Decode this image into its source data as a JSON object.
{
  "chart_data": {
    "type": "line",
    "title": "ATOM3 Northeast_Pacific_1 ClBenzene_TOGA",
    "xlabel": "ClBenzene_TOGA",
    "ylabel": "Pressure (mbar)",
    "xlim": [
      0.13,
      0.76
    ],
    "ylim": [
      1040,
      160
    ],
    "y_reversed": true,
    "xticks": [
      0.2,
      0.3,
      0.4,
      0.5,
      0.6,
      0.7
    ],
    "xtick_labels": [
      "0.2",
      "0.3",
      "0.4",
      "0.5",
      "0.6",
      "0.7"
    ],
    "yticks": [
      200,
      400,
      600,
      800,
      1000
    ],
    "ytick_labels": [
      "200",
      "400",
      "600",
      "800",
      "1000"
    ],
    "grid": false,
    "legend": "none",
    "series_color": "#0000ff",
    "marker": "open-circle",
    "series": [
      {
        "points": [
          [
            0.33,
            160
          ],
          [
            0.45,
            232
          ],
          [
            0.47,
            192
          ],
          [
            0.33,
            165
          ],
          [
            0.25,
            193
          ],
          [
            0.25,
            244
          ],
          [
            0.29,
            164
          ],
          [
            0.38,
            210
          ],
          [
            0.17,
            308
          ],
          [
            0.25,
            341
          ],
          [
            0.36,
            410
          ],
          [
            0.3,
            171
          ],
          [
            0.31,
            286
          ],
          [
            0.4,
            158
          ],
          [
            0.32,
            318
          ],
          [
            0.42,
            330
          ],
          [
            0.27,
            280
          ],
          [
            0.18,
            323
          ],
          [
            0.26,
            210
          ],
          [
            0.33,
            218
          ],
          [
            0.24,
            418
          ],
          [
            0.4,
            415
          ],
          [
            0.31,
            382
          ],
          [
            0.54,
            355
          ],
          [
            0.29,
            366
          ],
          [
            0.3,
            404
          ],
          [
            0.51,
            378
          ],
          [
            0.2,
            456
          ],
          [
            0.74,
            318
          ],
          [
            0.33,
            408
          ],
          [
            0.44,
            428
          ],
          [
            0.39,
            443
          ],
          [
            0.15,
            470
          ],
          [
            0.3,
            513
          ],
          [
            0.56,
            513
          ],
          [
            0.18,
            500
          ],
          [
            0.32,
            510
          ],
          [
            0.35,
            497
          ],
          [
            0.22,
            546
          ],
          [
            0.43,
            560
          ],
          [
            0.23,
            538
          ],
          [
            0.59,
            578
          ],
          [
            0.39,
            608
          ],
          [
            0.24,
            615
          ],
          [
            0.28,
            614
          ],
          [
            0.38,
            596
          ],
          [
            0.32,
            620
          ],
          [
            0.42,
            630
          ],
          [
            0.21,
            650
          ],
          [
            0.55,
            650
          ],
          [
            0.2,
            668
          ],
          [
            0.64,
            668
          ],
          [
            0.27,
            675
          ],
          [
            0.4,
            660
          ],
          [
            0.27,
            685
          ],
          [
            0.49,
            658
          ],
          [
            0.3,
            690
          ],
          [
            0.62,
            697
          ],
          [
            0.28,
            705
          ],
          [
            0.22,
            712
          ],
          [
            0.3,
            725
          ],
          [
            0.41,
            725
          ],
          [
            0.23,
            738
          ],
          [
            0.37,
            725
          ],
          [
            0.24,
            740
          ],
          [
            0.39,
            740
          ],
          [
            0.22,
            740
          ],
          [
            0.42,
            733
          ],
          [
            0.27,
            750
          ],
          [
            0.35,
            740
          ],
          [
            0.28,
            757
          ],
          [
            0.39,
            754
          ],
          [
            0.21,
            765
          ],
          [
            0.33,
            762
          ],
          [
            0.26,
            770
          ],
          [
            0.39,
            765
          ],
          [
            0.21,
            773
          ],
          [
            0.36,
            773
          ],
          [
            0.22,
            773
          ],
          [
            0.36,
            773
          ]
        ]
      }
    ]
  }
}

-- AIM OF THE EXERCISE --
Copy out the material above in its entirety. Every detail must match.

-- THE ANSWER --
Decode this image into its source data as a JSON object.
{
  "chart_data": {
    "type": "line",
    "title": "ATOM3 Northeast_Pacific_1 ClBenzene_TOGA",
    "xlabel": "ClBenzene_TOGA",
    "ylabel": "Pressure (mbar)",
    "xlim": [
      0.13,
      0.76
    ],
    "ylim": [
      1040,
      160
    ],
    "y_reversed": true,
    "xticks": [
      0.2,
      0.3,
      0.4,
      0.5,
      0.6,
      0.7
    ],
    "xtick_labels": [
      "0.2",
      "0.3",
      "0.4",
      "0.5",
      "0.6",
      "0.7"
    ],
    "yticks": [
      200,
      400,
      600,
      800,
      1000
    ],
    "ytick_labels": [
      "200",
      "400",
      "600",
      "800",
      "1000"
    ],
    "grid": false,
    "legend": "none",
    "series_color": "#0000ff",
    "marker": "open-circle",
    "series": [
      {
        "points": [
          [
            0.33,
            160
          ],
          [
            0.45,
            232
          ],
          [
            0.47,
            192
          ],
          [
            0.33,
            165
          ],
          [
            0.25,
            193
          ],
          [
            0.25,
            244
          ],
          [
            0.29,
            164
          ],
          [
            0.38,
            210
          ],
          [
            0.17,
            308
          ],
          [
            0.25,
            341
          ],
          [
            0.36,
            410
          ],
          [
            0.3,
            171
          ],
          [
            0.31,
            286
          ],
          [
            0.4,
            158
          ],
          [
            0.32,
            318
          ],
          [
            0.42,
            330
          ],
          [
            0.27,
            280
          ],
          [
            0.18,
            323
          ],
          [
            0.26,
            210
          ],
          [
            0.33,
            218
          ],
          [
            0.24,
            418
          ],
          [
            0.4,
            415
          ],
          [
            0.31,
            382
          ],
          [
            0.54,
            355
          ],
          [
            0.29,
            366
          ],
          [
            0.3,
            404
          ],
          [
            0.51,
            378
          ],
          [
            0.2,
            456
          ],
          [
            0.74,
            318
          ],
          [
            0.33,
            408
          ],
          [
            0.44,
            428
          ],
          [
            0.39,
            443
          ],
          [
            0.15,
            470
          ],
          [
            0.3,
            513
          ],
          [
            0.56,
            513
          ],
          [
            0.18,
            500
          ],
          [
            0.32,
            510
          ],
          [
            0.35,
            497
          ],
          [
            0.22,
            546
          ],
          [
            0.43,
            560
          ],
          [
            0.23,
            538
          ],
          [
            0.59,
            578
          ],
          [
            0.39,
            608
          ],
          [
            0.24,
            615
          ],
          [
            0.28,
            614
          ],
          [
            0.38,
            596
          ],
          [
            0.32,
            620
          ],
          [
            0.42,
            630
          ],
          [
            0.21,
            650
          ],
          [
            0.55,
            650
          ],
          [
            0.2,
            668
          ],
          [
            0.64,
            668
          ],
          [
            0.27,
            675
          ],
          [
            0.4,
            660
          ],
          [
            0.27,
            685
          ],
          [
            0.49,
            658
          ],
          [
            0.3,
            690
          ],
          [
            0.62,
            697
          ],
          [
            0.28,
            705
          ],
          [
            0.22,
            712
          ],
          [
            0.3,
            725
          ],
          [
            0.41,
            725
          ],
          [
            0.23,
            738
          ],
          [
            0.37,
            725
          ],
          [
            0.24,
            740
          ],
          [
            0.39,
            740
          ],
          [
            0.22,
            740
          ],
          [
            0.42,
            733
          ],
          [
            0.27,
            750
          ],
          [
            0.35,
            740
          ],
          [
            0.28,
            757
          ],
          [
            0.39,
            754
          ],
          [
            0.21,
            765
          ],
          [
            0.33,
            762
          ],
          [
            0.26,
            770
          ],
          [
            0.39,
            765
          ],
          [
            0.21,
            773
          ],
          [
            0.36,
            773
          ],
          [
            0.22,
            773
          ],
          [
            0.36,
            773
          ]
        ]
      }
    ]
  }
}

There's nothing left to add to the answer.